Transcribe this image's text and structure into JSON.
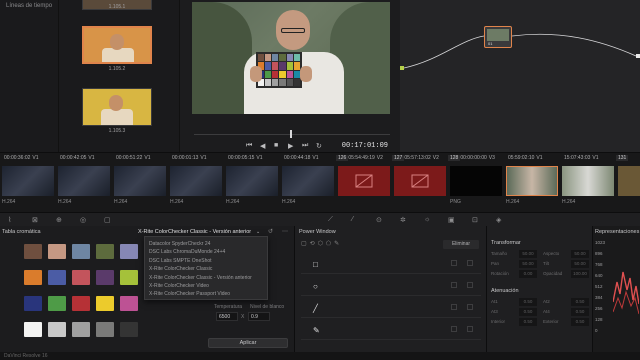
{
  "gallery": {
    "title": "Líneas de tiempo",
    "stills": [
      {
        "label": "1.105.1",
        "selected": false
      },
      {
        "label": "1.105.2",
        "selected": true
      },
      {
        "label": "1.105.3",
        "selected": false
      }
    ]
  },
  "viewer": {
    "timecode": "00:17:01:09",
    "chart_colors": [
      "#6f4f3f",
      "#c59883",
      "#6e86a3",
      "#5d6b3d",
      "#8687b4",
      "#6dbba9",
      "#da7c2c",
      "#4b5ca5",
      "#c3545c",
      "#5a3a6a",
      "#a5c13a",
      "#e8a531",
      "#29357c",
      "#4e9b47",
      "#b63136",
      "#eccb2c",
      "#bd5294",
      "#1a8aa5",
      "#f3f3f2",
      "#c8c8c8",
      "#a0a0a0",
      "#7a7a79",
      "#555555",
      "#343434"
    ]
  },
  "nodes": {
    "node_number": "01"
  },
  "timeline": {
    "clips": [
      {
        "num": "",
        "tc": "00:00:36:02",
        "track": "V1",
        "codec": "H.264",
        "kind": "dark"
      },
      {
        "num": "",
        "tc": "00:00:42:05",
        "track": "V1",
        "codec": "H.264",
        "kind": "dark"
      },
      {
        "num": "",
        "tc": "00:00:51:22",
        "track": "V1",
        "codec": "H.264",
        "kind": "dark"
      },
      {
        "num": "",
        "tc": "00:00:01:13",
        "track": "V1",
        "codec": "H.264",
        "kind": "dark"
      },
      {
        "num": "",
        "tc": "00:00:05:15",
        "track": "V1",
        "codec": "H.264",
        "kind": "dark"
      },
      {
        "num": "",
        "tc": "00:00:44:18",
        "track": "V1",
        "codec": "H.264",
        "kind": "dark"
      },
      {
        "num": "126",
        "tc": "05:54:49:19",
        "track": "V2",
        "codec": "",
        "kind": "red"
      },
      {
        "num": "127",
        "tc": "05:57:13:02",
        "track": "V2",
        "codec": "",
        "kind": "red"
      },
      {
        "num": "128",
        "tc": "00:00:00:00",
        "track": "V3",
        "codec": "PNG",
        "kind": "black"
      },
      {
        "num": "",
        "tc": "05:59:02:10",
        "track": "V1",
        "codec": "H.264",
        "kind": "person",
        "selected": true
      },
      {
        "num": "",
        "tc": "15:07:43:03",
        "track": "V1",
        "codec": "H.264",
        "kind": "person2"
      },
      {
        "num": "131",
        "tc": "",
        "track": "",
        "codec": "",
        "kind": "partial"
      }
    ]
  },
  "color_chart": {
    "title": "Tabla cromática",
    "selected_chart": "X-Rite ColorChecker Classic - Versión anterior",
    "options": [
      "Datacolor SpyderCheckr 24",
      "DSC Labs ChromaDuMonde 24+4",
      "DSC Labs SMPTE OneShot",
      "X-Rite ColorChecker Classic",
      "X-Rite ColorChecker Classic - Versión anterior",
      "X-Rite ColorChecker Video",
      "X-Rite ColorChecker Passport Video"
    ],
    "swatches": [
      "#6f4f3f",
      "#c59883",
      "#6e86a3",
      "#5d6b3d",
      "#8687b4",
      "#da7c2c",
      "#4b5ca5",
      "#c3545c",
      "#5a3a6a",
      "#a5c13a",
      "#29357c",
      "#4e9b47",
      "#b63136",
      "#eccb2c",
      "#bd5294",
      "#f3f3f2",
      "#c8c8c8",
      "#a0a0a0",
      "#7a7a79",
      "#343434"
    ],
    "temperature_label": "Temperatura",
    "temperature_value": "6500",
    "white_level_label": "Nivel de blanco",
    "white_level_value": "0.9",
    "x_label": "X",
    "apply_label": "Aplicar"
  },
  "power_window": {
    "title": "Power Window",
    "delete_label": "Eliminar",
    "shapes": [
      "square-icon",
      "circle-icon",
      "line-icon",
      "pen-icon"
    ]
  },
  "transform": {
    "title": "Transformar",
    "fields": [
      {
        "label": "Tamaño",
        "value": "50.00"
      },
      {
        "label": "Aspecto",
        "value": "50.00"
      },
      {
        "label": "Pan",
        "value": "50.00"
      },
      {
        "label": "Tilt",
        "value": "50.00"
      },
      {
        "label": "Rotación",
        "value": "0.00"
      },
      {
        "label": "Opacidad",
        "value": "100.00"
      }
    ],
    "softness_title": "Atenuación",
    "softness_fields": [
      {
        "label": "At1",
        "value": "0.50"
      },
      {
        "label": "At2",
        "value": "0.50"
      },
      {
        "label": "At3",
        "value": "0.50"
      },
      {
        "label": "At4",
        "value": "0.50"
      },
      {
        "label": "Interior",
        "value": "0.50"
      },
      {
        "label": "Exterior",
        "value": "0.50"
      }
    ]
  },
  "scopes": {
    "title": "Representaciones",
    "axis": [
      "1023",
      "896",
      "768",
      "640",
      "512",
      "384",
      "256",
      "128",
      "0"
    ]
  },
  "app": {
    "name": "DaVinci Resolve 16"
  }
}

━━━━━━━━━━

# [REQUIREMENTS]
Each line that holds the word "Versión" should be extracted from the records.

# [RIGHT ANSWER]
    "selected_chart": "X-Rite ColorChecker Classic - Versión anterior",
      "X-Rite ColorChecker Classic - Versión anterior",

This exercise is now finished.